**Requirement**
Print the entries verbatim, leaving out the images they contain.

**Given data**
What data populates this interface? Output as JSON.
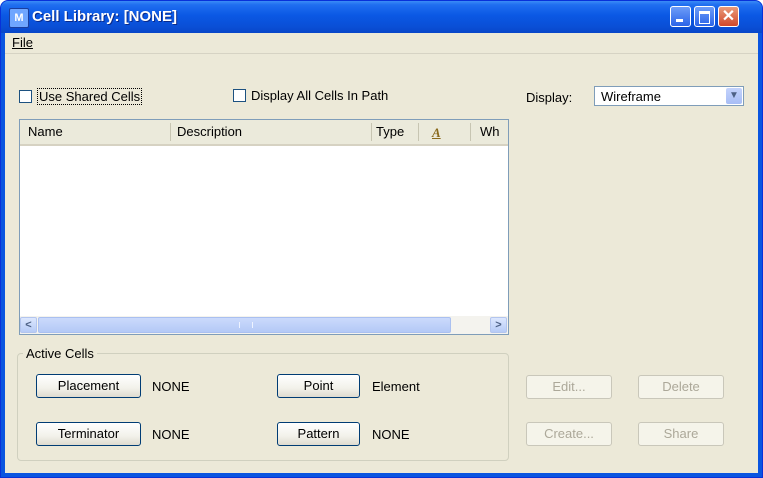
{
  "window": {
    "title": "Cell Library: [NONE]",
    "app_icon": "microstation-icon",
    "controls": {
      "minimize": "minimize-icon",
      "maximize": "maximize-icon",
      "close": "close-icon"
    }
  },
  "menubar": {
    "file": "File"
  },
  "options": {
    "use_shared_cells": {
      "label": "Use Shared Cells",
      "checked": false
    },
    "display_all_cells": {
      "label": "Display All Cells In Path",
      "checked": false
    }
  },
  "display": {
    "label": "Display:",
    "value": "Wireframe"
  },
  "cell_list": {
    "columns": [
      "Name",
      "Description",
      "Type",
      "Wh"
    ],
    "rows": []
  },
  "active_cells": {
    "title": "Active Cells",
    "placement": {
      "button": "Placement",
      "value": "NONE"
    },
    "point": {
      "button": "Point",
      "value": "Element"
    },
    "terminator": {
      "button": "Terminator",
      "value": "NONE"
    },
    "pattern": {
      "button": "Pattern",
      "value": "NONE"
    }
  },
  "actions": {
    "edit": "Edit...",
    "delete": "Delete",
    "create": "Create...",
    "share": "Share"
  },
  "colors": {
    "titlebar": "#0a55e0",
    "dialog_bg": "#ece9d8",
    "disabled_text": "#aca899"
  }
}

**Answer area**
What data populates this interface? Output as JSON.
{
  "window": {
    "title": "Cell Library: [NONE]",
    "app_icon": "microstation-icon",
    "controls": {
      "minimize": "minimize-icon",
      "maximize": "maximize-icon",
      "close": "close-icon"
    }
  },
  "menubar": {
    "file": "File"
  },
  "options": {
    "use_shared_cells": {
      "label": "Use Shared Cells",
      "checked": false
    },
    "display_all_cells": {
      "label": "Display All Cells In Path",
      "checked": false
    }
  },
  "display": {
    "label": "Display:",
    "value": "Wireframe"
  },
  "cell_list": {
    "columns": [
      "Name",
      "Description",
      "Type",
      "Wh"
    ],
    "rows": []
  },
  "active_cells": {
    "title": "Active Cells",
    "placement": {
      "button": "Placement",
      "value": "NONE"
    },
    "point": {
      "button": "Point",
      "value": "Element"
    },
    "terminator": {
      "button": "Terminator",
      "value": "NONE"
    },
    "pattern": {
      "button": "Pattern",
      "value": "NONE"
    }
  },
  "actions": {
    "edit": "Edit...",
    "delete": "Delete",
    "create": "Create...",
    "share": "Share"
  },
  "colors": {
    "titlebar": "#0a55e0",
    "dialog_bg": "#ece9d8",
    "disabled_text": "#aca899"
  }
}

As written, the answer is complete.